- [Exercise aim]: Omit every picture and output the rest of the records exactly as they are.

- [Supplied entries]:
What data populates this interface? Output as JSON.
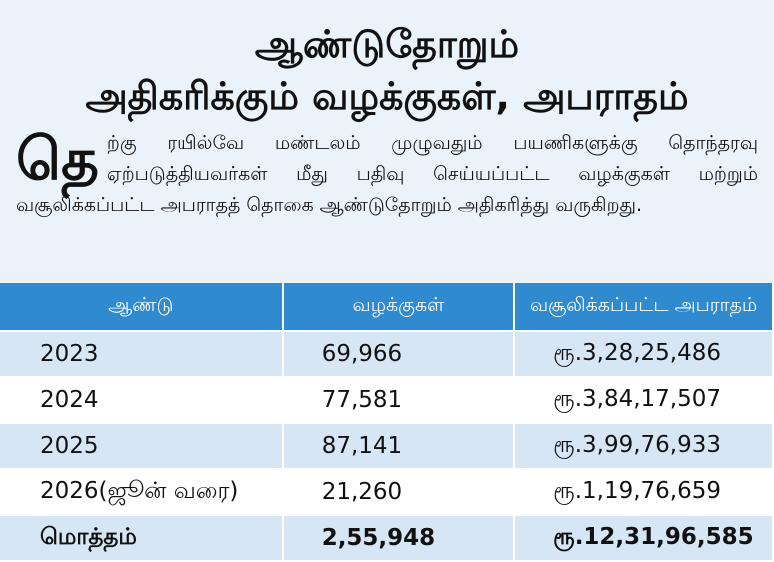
{
  "header": {
    "title_lines": [
      "ஆண்டுதோறும்",
      "அதிகரிக்கும் வழக்குகள், அபராதம்"
    ]
  },
  "intro": {
    "drop_cap": "தெ",
    "text": "ற்கு ரயில்வே மண்டலம் முழுவதும் பயணிகளுக்கு தொந்தரவு ஏற்படுத்தியவர்கள் மீது பதிவு செய்யப்பட்ட வழக்குகள் மற்றும் வசூலிக்கப்பட்ட அபராதத் தொகை ஆண்டுதோறும் அதிகரித்து வருகிறது."
  },
  "table": {
    "columns": [
      "ஆண்டு",
      "வழக்குகள்",
      "வசூலிக்கப்பட்ட அபராதம்"
    ],
    "rows": [
      [
        "2023",
        "69,966",
        "ரூ.3,28,25,486"
      ],
      [
        "2024",
        "77,581",
        "ரூ.3,84,17,507"
      ],
      [
        "2025",
        "87,141",
        "ரூ.3,99,76,933"
      ],
      [
        "2026(ஜூன் வரை)",
        "21,260",
        "ரூ.1,19,76,659"
      ]
    ],
    "total": [
      "மொத்தம்",
      "2,55,948",
      "ரூ.12,31,96,585"
    ]
  }
}
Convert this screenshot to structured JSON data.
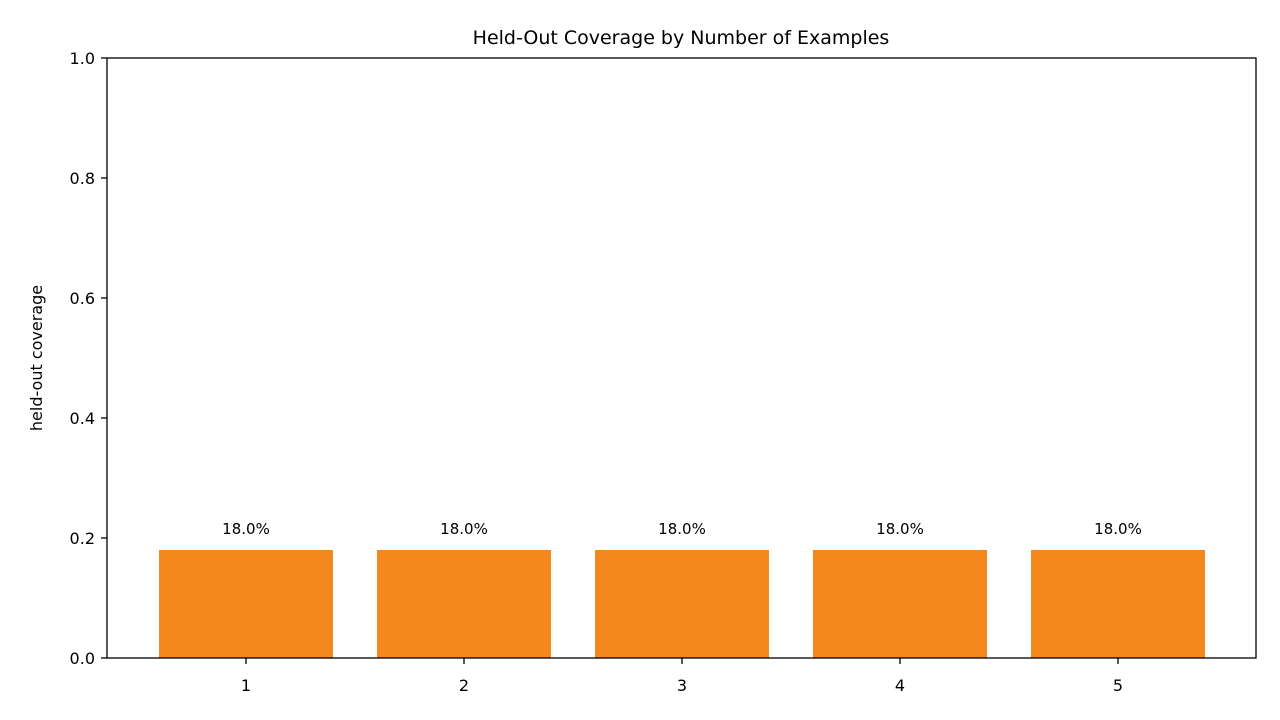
{
  "chart_data": {
    "type": "bar",
    "title": "Held-Out Coverage by Number of Examples",
    "xlabel": "",
    "ylabel": "held-out coverage",
    "categories": [
      "1",
      "2",
      "3",
      "4",
      "5"
    ],
    "values": [
      0.18,
      0.18,
      0.18,
      0.18,
      0.18
    ],
    "data_labels": [
      "18.0%",
      "18.0%",
      "18.0%",
      "18.0%",
      "18.0%"
    ],
    "ylim": [
      0,
      1
    ],
    "yticks": [
      0.0,
      0.2,
      0.4,
      0.6,
      0.8,
      1.0
    ],
    "ytick_labels": [
      "0.0",
      "0.2",
      "0.4",
      "0.6",
      "0.8",
      "1.0"
    ],
    "grid": false,
    "legend": "none",
    "bar_color": "#f5871f"
  }
}
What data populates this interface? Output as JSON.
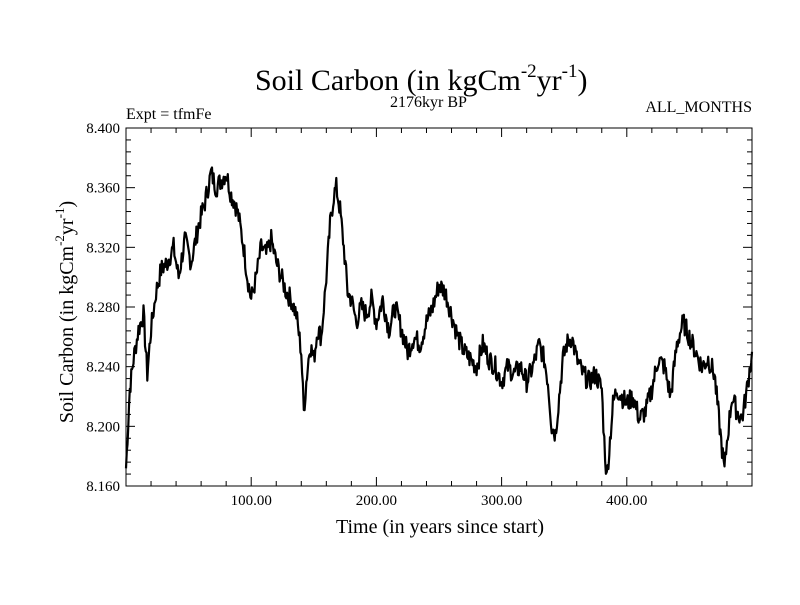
{
  "chart_data": {
    "type": "line",
    "title": "Soil Carbon (in kgCm",
    "title_unit_exp1": "-2",
    "title_unit_mid": "yr",
    "title_unit_exp2": "-1",
    "title_close": ")",
    "subtitle": "2176kyr BP",
    "left_label": "Expt = tfmFe",
    "right_label": "ALL_MONTHS",
    "xlabel": "Time (in years since start)",
    "ylabel": "Soil Carbon (in kgCm",
    "ylabel_exp1": "-2",
    "ylabel_mid": "yr",
    "ylabel_exp2": "-1",
    "ylabel_close": ")",
    "xlim": [
      0,
      500
    ],
    "ylim": [
      8.16,
      8.4
    ],
    "xticks": [
      100,
      200,
      300,
      400
    ],
    "xtick_labels": [
      "100.00",
      "200.00",
      "300.00",
      "400.00"
    ],
    "yticks": [
      8.16,
      8.2,
      8.24,
      8.28,
      8.32,
      8.36,
      8.4
    ],
    "ytick_labels": [
      "8.160",
      "8.200",
      "8.240",
      "8.280",
      "8.320",
      "8.360",
      "8.400"
    ],
    "series": [
      {
        "name": "Soil Carbon",
        "color": "#000000",
        "x": [
          0,
          3,
          6,
          10,
          14,
          17,
          20,
          24,
          28,
          33,
          38,
          42,
          47,
          52,
          58,
          63,
          68,
          72,
          76,
          80,
          84,
          87,
          90,
          94,
          97,
          100,
          104,
          108,
          112,
          116,
          120,
          124,
          128,
          132,
          136,
          140,
          142,
          144,
          147,
          150,
          153,
          156,
          160,
          163,
          166,
          168,
          171,
          174,
          177,
          180,
          184,
          188,
          192,
          196,
          200,
          205,
          210,
          215,
          220,
          225,
          230,
          235,
          240,
          245,
          250,
          255,
          260,
          265,
          270,
          275,
          280,
          285,
          290,
          295,
          300,
          305,
          310,
          315,
          320,
          325,
          330,
          334,
          337,
          340,
          343,
          346,
          349,
          352,
          356,
          360,
          365,
          370,
          375,
          380,
          382,
          384,
          386,
          389,
          392,
          396,
          400,
          405,
          410,
          415,
          420,
          425,
          430,
          435,
          440,
          445,
          450,
          455,
          460,
          465,
          470,
          473,
          476,
          478,
          480,
          484,
          488,
          492,
          496,
          500
        ],
        "values": [
          8.172,
          8.225,
          8.245,
          8.265,
          8.275,
          8.235,
          8.265,
          8.29,
          8.305,
          8.31,
          8.32,
          8.3,
          8.325,
          8.31,
          8.335,
          8.35,
          8.37,
          8.36,
          8.365,
          8.37,
          8.355,
          8.35,
          8.34,
          8.32,
          8.3,
          8.285,
          8.3,
          8.32,
          8.315,
          8.325,
          8.31,
          8.3,
          8.29,
          8.285,
          8.275,
          8.25,
          8.21,
          8.23,
          8.255,
          8.245,
          8.265,
          8.26,
          8.3,
          8.335,
          8.355,
          8.36,
          8.345,
          8.32,
          8.29,
          8.285,
          8.27,
          8.28,
          8.275,
          8.285,
          8.27,
          8.285,
          8.265,
          8.28,
          8.265,
          8.25,
          8.26,
          8.255,
          8.27,
          8.28,
          8.295,
          8.29,
          8.275,
          8.26,
          8.25,
          8.245,
          8.24,
          8.255,
          8.245,
          8.24,
          8.23,
          8.24,
          8.235,
          8.24,
          8.23,
          8.24,
          8.255,
          8.245,
          8.23,
          8.2,
          8.195,
          8.22,
          8.245,
          8.255,
          8.26,
          8.245,
          8.235,
          8.23,
          8.235,
          8.225,
          8.19,
          8.165,
          8.185,
          8.215,
          8.225,
          8.22,
          8.215,
          8.22,
          8.205,
          8.21,
          8.225,
          8.245,
          8.24,
          8.22,
          8.255,
          8.27,
          8.26,
          8.25,
          8.24,
          8.245,
          8.235,
          8.21,
          8.185,
          8.17,
          8.19,
          8.22,
          8.21,
          8.205,
          8.225,
          8.25
        ]
      }
    ],
    "grid": false
  }
}
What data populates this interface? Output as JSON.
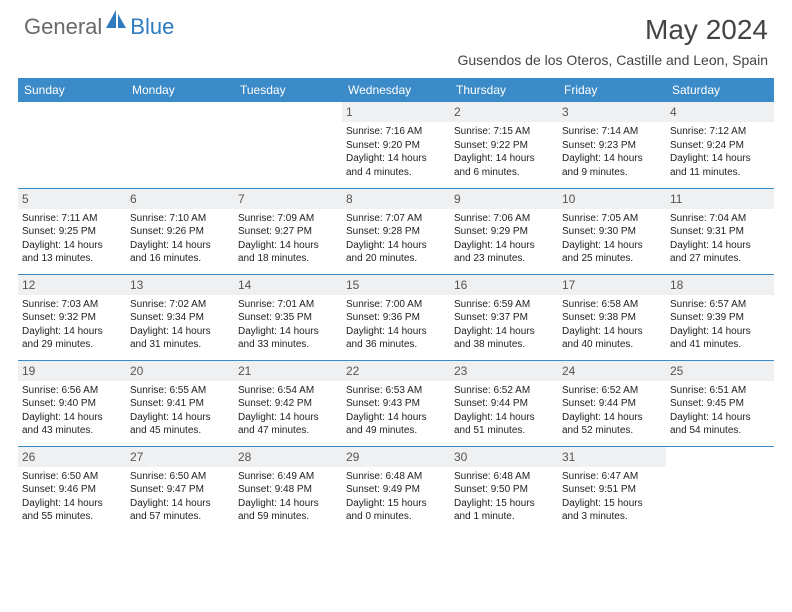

- [Output of the task]:
What data populates this interface? Output as JSON.
{
  "header": {
    "title_lines": [
      "ஆண்டுதோறும்",
      "அதிகரிக்கும் வழக்குகள், அபராதம்"
    ]
  },
  "intro": {
    "drop_cap": "தெ",
    "text": "ற்கு ரயில்வே மண்டலம் முழுவதும் பயணிகளுக்கு தொந்தரவு ஏற்படுத்தியவர்கள் மீது பதிவு செய்யப்பட்ட வழக்குகள் மற்றும் வசூலிக்கப்பட்ட அபராதத் தொகை ஆண்டுதோறும் அதிகரித்து வருகிறது."
  },
  "table": {
    "columns": [
      "ஆண்டு",
      "வழக்குகள்",
      "வசூலிக்கப்பட்ட அபராதம்"
    ],
    "rows": [
      [
        "2023",
        "69,966",
        "ரூ.3,28,25,486"
      ],
      [
        "2024",
        "77,581",
        "ரூ.3,84,17,507"
      ],
      [
        "2025",
        "87,141",
        "ரூ.3,99,76,933"
      ],
      [
        "2026(ஜூன் வரை)",
        "21,260",
        "ரூ.1,19,76,659"
      ]
    ],
    "total": [
      "மொத்தம்",
      "2,55,948",
      "ரூ.12,31,96,585"
    ]
  }
}
Convert this screenshot to structured JSON data.
{
  "chart_data": {
    "type": "bar",
    "title": "Held-Out Coverage by Number of Examples",
    "xlabel": "",
    "ylabel": "held-out coverage",
    "categories": [
      "1",
      "2",
      "3",
      "4",
      "5"
    ],
    "values": [
      0.18,
      0.18,
      0.18,
      0.18,
      0.18
    ],
    "data_labels": [
      "18.0%",
      "18.0%",
      "18.0%",
      "18.0%",
      "18.0%"
    ],
    "ylim": [
      0,
      1
    ],
    "yticks": [
      0.0,
      0.2,
      0.4,
      0.6,
      0.8,
      1.0
    ],
    "ytick_labels": [
      "0.0",
      "0.2",
      "0.4",
      "0.6",
      "0.8",
      "1.0"
    ],
    "grid": false,
    "legend": "none",
    "bar_color": "#f5871f"
  }
}
What data populates this interface? Output as JSON.
{
  "chart_data": {
    "type": "line",
    "title": "Soil Carbon (in kgCm",
    "title_unit_exp1": "-2",
    "title_unit_mid": "yr",
    "title_unit_exp2": "-1",
    "title_close": ")",
    "subtitle": "2176kyr BP",
    "left_label": "Expt = tfmFe",
    "right_label": "ALL_MONTHS",
    "xlabel": "Time (in years since start)",
    "ylabel": "Soil Carbon (in kgCm",
    "ylabel_exp1": "-2",
    "ylabel_mid": "yr",
    "ylabel_exp2": "-1",
    "ylabel_close": ")",
    "xlim": [
      0,
      500
    ],
    "ylim": [
      8.16,
      8.4
    ],
    "xticks": [
      100,
      200,
      300,
      400
    ],
    "xtick_labels": [
      "100.00",
      "200.00",
      "300.00",
      "400.00"
    ],
    "yticks": [
      8.16,
      8.2,
      8.24,
      8.28,
      8.32,
      8.36,
      8.4
    ],
    "ytick_labels": [
      "8.160",
      "8.200",
      "8.240",
      "8.280",
      "8.320",
      "8.360",
      "8.400"
    ],
    "series": [
      {
        "name": "Soil Carbon",
        "color": "#000000",
        "x": [
          0,
          3,
          6,
          10,
          14,
          17,
          20,
          24,
          28,
          33,
          38,
          42,
          47,
          52,
          58,
          63,
          68,
          72,
          76,
          80,
          84,
          87,
          90,
          94,
          97,
          100,
          104,
          108,
          112,
          116,
          120,
          124,
          128,
          132,
          136,
          140,
          142,
          144,
          147,
          150,
          153,
          156,
          160,
          163,
          166,
          168,
          171,
          174,
          177,
          180,
          184,
          188,
          192,
          196,
          200,
          205,
          210,
          215,
          220,
          225,
          230,
          235,
          240,
          245,
          250,
          255,
          260,
          265,
          270,
          275,
          280,
          285,
          290,
          295,
          300,
          305,
          310,
          315,
          320,
          325,
          330,
          334,
          337,
          340,
          343,
          346,
          349,
          352,
          356,
          360,
          365,
          370,
          375,
          380,
          382,
          384,
          386,
          389,
          392,
          396,
          400,
          405,
          410,
          415,
          420,
          425,
          430,
          435,
          440,
          445,
          450,
          455,
          460,
          465,
          470,
          473,
          476,
          478,
          480,
          484,
          488,
          492,
          496,
          500
        ],
        "values": [
          8.172,
          8.225,
          8.245,
          8.265,
          8.275,
          8.235,
          8.265,
          8.29,
          8.305,
          8.31,
          8.32,
          8.3,
          8.325,
          8.31,
          8.335,
          8.35,
          8.37,
          8.36,
          8.365,
          8.37,
          8.355,
          8.35,
          8.34,
          8.32,
          8.3,
          8.285,
          8.3,
          8.32,
          8.315,
          8.325,
          8.31,
          8.3,
          8.29,
          8.285,
          8.275,
          8.25,
          8.21,
          8.23,
          8.255,
          8.245,
          8.265,
          8.26,
          8.3,
          8.335,
          8.355,
          8.36,
          8.345,
          8.32,
          8.29,
          8.285,
          8.27,
          8.28,
          8.275,
          8.285,
          8.27,
          8.285,
          8.265,
          8.28,
          8.265,
          8.25,
          8.26,
          8.255,
          8.27,
          8.28,
          8.295,
          8.29,
          8.275,
          8.26,
          8.25,
          8.245,
          8.24,
          8.255,
          8.245,
          8.24,
          8.23,
          8.24,
          8.235,
          8.24,
          8.23,
          8.24,
          8.255,
          8.245,
          8.23,
          8.2,
          8.195,
          8.22,
          8.245,
          8.255,
          8.26,
          8.245,
          8.235,
          8.23,
          8.235,
          8.225,
          8.19,
          8.165,
          8.185,
          8.215,
          8.225,
          8.22,
          8.215,
          8.22,
          8.205,
          8.21,
          8.225,
          8.245,
          8.24,
          8.22,
          8.255,
          8.27,
          8.26,
          8.25,
          8.24,
          8.245,
          8.235,
          8.21,
          8.185,
          8.17,
          8.19,
          8.22,
          8.21,
          8.205,
          8.225,
          8.25
        ]
      }
    ],
    "grid": false
  }
}
What data populates this interface? Output as JSON.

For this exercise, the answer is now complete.